§ Written request
Rewrite the stretch from the line containing "Localize all elements." through the line containing "x-axis-line bbox=[121, 340, 617, 341]", replacing "data-label" with "value-label" and leaving everything else unchanged.

§ Records supplied
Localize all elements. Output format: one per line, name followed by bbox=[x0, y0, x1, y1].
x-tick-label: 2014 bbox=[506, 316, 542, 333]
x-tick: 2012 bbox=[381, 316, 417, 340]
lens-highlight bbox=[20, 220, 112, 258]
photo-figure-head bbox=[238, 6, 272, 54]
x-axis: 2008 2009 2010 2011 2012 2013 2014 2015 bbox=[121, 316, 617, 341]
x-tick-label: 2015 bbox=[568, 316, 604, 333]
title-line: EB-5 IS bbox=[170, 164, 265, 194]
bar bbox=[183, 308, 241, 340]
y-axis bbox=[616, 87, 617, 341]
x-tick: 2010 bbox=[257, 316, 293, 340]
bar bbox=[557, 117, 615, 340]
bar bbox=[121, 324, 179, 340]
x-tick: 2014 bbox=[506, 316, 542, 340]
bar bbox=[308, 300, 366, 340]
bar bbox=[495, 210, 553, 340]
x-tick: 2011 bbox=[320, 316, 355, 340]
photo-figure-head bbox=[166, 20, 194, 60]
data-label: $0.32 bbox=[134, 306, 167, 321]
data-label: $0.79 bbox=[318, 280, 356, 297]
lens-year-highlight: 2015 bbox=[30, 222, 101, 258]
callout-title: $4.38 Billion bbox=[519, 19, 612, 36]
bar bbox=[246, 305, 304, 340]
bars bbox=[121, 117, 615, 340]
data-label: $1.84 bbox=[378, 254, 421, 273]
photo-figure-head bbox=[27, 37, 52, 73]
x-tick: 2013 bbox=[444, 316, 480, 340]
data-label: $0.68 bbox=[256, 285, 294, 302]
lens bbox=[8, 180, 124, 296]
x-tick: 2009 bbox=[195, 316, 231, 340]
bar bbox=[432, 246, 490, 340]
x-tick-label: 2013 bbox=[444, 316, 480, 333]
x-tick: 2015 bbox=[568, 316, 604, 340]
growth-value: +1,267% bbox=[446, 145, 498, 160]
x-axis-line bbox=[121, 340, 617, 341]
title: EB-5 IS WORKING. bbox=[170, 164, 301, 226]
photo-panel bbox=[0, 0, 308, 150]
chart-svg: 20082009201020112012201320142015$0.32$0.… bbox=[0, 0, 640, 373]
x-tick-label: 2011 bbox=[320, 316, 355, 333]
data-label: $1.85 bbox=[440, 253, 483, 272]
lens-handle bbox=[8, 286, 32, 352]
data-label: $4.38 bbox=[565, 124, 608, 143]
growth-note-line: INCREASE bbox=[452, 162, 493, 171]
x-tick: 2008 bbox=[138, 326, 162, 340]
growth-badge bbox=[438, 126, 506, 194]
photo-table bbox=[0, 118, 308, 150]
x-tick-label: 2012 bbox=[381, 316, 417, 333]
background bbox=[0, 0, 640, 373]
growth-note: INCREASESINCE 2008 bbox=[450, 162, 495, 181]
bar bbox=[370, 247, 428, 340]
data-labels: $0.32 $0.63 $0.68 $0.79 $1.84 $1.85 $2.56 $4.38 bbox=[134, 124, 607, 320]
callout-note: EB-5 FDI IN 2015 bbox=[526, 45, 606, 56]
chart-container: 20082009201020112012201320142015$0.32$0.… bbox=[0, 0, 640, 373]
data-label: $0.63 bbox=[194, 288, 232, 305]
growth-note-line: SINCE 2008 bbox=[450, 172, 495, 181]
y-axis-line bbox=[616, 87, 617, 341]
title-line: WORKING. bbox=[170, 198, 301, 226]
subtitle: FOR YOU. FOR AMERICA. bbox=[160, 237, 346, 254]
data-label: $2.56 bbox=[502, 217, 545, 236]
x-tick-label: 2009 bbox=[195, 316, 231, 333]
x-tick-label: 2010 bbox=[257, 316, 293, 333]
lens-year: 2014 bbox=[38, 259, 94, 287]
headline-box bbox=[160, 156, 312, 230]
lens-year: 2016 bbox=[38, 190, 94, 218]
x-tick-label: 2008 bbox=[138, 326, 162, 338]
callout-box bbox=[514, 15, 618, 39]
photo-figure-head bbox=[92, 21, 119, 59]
* * *
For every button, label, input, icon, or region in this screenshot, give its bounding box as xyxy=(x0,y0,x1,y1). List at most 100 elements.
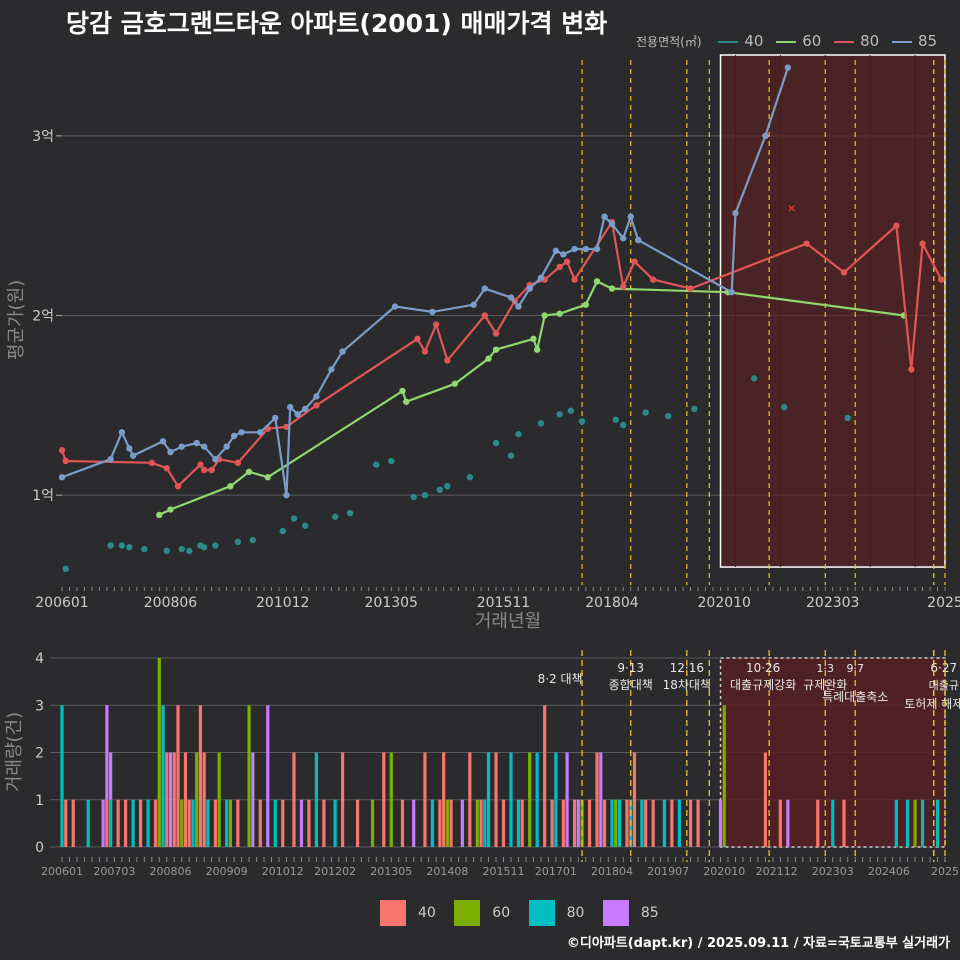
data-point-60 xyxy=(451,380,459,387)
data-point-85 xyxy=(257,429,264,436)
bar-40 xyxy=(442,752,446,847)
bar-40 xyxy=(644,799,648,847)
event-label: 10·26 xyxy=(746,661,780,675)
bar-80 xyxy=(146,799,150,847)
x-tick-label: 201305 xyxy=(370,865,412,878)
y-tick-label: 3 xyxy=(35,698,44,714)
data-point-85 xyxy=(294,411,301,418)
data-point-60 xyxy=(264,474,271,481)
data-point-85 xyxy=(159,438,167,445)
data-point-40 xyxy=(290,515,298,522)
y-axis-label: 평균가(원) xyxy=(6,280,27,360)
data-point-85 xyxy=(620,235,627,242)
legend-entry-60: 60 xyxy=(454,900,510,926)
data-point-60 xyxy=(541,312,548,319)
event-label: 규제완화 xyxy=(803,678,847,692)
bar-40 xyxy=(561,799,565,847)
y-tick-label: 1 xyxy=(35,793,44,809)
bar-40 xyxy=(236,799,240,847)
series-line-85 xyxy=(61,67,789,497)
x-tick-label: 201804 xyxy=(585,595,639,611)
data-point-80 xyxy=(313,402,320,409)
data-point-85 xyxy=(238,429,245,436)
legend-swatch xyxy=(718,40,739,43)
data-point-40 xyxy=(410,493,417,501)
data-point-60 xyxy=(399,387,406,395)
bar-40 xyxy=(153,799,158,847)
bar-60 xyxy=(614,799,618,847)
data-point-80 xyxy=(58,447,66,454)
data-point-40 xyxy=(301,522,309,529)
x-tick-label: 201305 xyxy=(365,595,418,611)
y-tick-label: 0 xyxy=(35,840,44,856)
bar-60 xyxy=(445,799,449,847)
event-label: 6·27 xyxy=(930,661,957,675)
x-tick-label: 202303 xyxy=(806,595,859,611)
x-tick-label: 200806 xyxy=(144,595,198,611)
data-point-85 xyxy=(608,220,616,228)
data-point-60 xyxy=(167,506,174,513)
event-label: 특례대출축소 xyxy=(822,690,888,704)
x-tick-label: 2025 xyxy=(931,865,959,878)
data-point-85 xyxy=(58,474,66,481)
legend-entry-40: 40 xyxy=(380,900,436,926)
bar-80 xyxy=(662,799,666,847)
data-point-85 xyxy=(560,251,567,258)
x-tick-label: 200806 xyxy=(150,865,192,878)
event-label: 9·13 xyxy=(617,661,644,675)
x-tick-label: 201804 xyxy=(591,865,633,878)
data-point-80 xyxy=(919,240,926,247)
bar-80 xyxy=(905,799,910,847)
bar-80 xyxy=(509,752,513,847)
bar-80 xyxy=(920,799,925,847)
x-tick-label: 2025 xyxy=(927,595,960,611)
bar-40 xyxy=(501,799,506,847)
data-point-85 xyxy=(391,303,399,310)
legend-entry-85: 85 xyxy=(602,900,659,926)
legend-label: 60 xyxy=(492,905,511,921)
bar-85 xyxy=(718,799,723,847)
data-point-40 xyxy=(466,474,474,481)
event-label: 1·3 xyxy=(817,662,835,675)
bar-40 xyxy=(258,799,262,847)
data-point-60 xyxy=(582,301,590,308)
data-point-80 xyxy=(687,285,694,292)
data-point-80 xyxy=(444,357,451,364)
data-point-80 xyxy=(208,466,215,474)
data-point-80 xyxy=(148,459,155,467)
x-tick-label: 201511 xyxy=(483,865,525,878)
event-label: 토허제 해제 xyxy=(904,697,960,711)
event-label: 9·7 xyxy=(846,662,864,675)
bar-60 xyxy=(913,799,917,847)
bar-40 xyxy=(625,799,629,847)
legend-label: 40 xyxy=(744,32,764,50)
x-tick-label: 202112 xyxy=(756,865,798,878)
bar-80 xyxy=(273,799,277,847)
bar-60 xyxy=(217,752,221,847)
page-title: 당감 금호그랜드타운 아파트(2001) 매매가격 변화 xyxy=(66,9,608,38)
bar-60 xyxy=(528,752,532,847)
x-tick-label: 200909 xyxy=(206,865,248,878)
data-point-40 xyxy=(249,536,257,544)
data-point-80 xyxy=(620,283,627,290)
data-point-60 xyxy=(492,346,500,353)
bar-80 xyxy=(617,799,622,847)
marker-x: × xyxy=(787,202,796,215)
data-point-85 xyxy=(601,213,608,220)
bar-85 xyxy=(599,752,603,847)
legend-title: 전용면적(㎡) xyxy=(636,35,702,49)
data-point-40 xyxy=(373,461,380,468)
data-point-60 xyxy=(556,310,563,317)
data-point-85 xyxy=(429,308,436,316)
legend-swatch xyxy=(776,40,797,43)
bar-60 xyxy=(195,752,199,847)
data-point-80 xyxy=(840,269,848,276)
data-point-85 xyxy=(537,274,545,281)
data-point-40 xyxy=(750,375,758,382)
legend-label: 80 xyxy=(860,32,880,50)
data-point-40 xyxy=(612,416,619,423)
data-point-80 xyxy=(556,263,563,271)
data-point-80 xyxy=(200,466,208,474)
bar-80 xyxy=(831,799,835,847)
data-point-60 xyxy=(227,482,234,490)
--
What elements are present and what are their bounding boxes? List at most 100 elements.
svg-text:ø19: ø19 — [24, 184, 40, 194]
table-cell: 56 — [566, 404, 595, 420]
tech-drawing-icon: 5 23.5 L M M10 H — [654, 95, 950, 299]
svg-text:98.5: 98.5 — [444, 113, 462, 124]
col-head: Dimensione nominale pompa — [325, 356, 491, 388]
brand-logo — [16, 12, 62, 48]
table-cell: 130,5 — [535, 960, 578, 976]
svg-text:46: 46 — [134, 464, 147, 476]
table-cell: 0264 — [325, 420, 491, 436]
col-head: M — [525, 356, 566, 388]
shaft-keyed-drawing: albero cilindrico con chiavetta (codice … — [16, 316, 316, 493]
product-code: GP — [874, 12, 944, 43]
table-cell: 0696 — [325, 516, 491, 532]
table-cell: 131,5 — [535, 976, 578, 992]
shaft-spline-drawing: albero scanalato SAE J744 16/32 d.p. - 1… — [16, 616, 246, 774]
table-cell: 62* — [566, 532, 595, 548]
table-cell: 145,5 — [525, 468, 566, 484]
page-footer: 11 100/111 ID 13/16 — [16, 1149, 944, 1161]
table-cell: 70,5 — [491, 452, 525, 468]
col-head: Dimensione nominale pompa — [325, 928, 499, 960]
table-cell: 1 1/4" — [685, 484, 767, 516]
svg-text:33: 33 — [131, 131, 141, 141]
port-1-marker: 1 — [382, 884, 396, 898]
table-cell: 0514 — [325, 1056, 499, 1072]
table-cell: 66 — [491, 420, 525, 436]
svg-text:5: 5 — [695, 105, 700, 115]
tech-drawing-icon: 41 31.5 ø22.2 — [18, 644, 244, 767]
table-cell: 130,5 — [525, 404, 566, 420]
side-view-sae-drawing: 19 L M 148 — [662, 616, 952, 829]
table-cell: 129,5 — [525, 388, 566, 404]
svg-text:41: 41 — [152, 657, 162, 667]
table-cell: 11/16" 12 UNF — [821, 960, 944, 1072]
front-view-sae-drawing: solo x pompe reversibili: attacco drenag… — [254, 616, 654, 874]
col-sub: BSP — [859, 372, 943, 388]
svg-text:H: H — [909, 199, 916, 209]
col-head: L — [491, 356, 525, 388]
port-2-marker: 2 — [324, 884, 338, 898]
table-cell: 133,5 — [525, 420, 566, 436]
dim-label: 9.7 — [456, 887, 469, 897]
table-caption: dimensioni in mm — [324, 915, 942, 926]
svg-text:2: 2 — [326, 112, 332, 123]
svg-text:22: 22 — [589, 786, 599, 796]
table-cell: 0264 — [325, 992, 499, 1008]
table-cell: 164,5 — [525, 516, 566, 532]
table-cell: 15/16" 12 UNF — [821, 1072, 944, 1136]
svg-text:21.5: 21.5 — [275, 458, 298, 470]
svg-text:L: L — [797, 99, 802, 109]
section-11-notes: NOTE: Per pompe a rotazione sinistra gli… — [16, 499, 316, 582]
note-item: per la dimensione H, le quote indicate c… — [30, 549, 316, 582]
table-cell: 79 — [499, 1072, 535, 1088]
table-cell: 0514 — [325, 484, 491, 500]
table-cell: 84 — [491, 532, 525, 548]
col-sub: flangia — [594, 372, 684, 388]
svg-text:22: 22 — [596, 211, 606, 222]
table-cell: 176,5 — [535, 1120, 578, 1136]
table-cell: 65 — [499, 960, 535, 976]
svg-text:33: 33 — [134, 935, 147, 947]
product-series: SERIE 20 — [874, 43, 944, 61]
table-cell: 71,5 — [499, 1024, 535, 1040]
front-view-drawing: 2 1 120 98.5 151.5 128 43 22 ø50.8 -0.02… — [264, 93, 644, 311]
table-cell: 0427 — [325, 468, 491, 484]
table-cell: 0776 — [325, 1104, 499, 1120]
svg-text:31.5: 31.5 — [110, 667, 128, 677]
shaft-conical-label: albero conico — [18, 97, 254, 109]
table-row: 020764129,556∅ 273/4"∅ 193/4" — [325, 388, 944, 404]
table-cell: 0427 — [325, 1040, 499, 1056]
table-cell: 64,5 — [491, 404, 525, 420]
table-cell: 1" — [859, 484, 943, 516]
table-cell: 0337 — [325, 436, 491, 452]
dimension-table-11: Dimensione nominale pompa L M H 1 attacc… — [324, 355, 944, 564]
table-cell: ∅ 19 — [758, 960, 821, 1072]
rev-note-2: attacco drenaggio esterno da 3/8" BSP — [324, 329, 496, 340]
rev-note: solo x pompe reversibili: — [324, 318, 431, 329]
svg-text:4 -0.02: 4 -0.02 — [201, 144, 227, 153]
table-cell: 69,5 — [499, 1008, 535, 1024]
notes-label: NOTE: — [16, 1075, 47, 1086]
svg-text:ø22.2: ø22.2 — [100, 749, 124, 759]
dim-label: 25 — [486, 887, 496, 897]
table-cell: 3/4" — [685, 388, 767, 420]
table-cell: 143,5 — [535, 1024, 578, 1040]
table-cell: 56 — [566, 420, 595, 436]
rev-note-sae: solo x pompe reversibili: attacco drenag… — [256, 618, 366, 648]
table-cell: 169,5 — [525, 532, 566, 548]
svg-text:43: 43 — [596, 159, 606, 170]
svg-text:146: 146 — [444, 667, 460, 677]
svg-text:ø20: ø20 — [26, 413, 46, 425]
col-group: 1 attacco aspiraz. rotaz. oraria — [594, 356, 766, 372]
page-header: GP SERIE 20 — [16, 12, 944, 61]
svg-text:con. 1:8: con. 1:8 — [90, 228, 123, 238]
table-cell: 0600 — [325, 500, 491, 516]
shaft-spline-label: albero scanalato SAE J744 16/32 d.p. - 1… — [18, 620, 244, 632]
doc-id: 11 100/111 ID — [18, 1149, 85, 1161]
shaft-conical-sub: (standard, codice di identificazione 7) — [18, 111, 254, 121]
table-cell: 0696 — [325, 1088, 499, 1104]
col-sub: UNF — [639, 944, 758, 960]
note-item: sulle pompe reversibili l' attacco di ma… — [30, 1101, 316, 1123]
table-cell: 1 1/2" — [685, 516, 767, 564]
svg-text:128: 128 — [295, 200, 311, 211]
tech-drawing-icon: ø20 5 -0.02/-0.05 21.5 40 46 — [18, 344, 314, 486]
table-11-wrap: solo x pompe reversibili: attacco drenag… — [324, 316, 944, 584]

§ Exercise result
Localize all elements. Output format: one per line, name followed by bbox=[x0, y0, x1, y1].
x-tick-label: 2014 bbox=[506, 316, 542, 333]
x-tick: 2012 bbox=[381, 316, 417, 340]
lens-highlight bbox=[20, 220, 112, 258]
photo-figure-head bbox=[238, 6, 272, 54]
x-axis: 2008 2009 2010 2011 2012 2013 2014 2015 bbox=[121, 316, 617, 341]
x-tick-label: 2015 bbox=[568, 316, 604, 333]
title-line: EB-5 IS bbox=[170, 164, 265, 194]
bar bbox=[183, 308, 241, 340]
y-axis bbox=[616, 87, 617, 341]
x-tick: 2010 bbox=[257, 316, 293, 340]
bar bbox=[557, 117, 615, 340]
bar bbox=[121, 324, 179, 340]
x-tick: 2014 bbox=[506, 316, 542, 340]
bar bbox=[308, 300, 366, 340]
bar bbox=[495, 210, 553, 340]
x-tick: 2011 bbox=[320, 316, 355, 340]
photo-figure-head bbox=[166, 20, 194, 60]
value-label: $0.32 bbox=[134, 306, 167, 321]
value-label: $0.79 bbox=[318, 280, 356, 297]
lens-year-highlight: 2015 bbox=[30, 222, 101, 258]
callout-title: $4.38 Billion bbox=[519, 19, 612, 36]
bar bbox=[246, 305, 304, 340]
bars bbox=[121, 117, 615, 340]
value-label: $1.84 bbox=[378, 254, 421, 273]
photo-figure-head bbox=[27, 37, 52, 73]
x-tick: 2013 bbox=[444, 316, 480, 340]
value-label: $0.68 bbox=[256, 285, 294, 302]
lens bbox=[8, 180, 124, 296]
x-tick: 2009 bbox=[195, 316, 231, 340]
bar bbox=[432, 246, 490, 340]
x-tick-label: 2013 bbox=[444, 316, 480, 333]
x-tick: 2015 bbox=[568, 316, 604, 340]
growth-value: +1,267% bbox=[446, 145, 498, 160]
x-axis-line bbox=[121, 340, 617, 341]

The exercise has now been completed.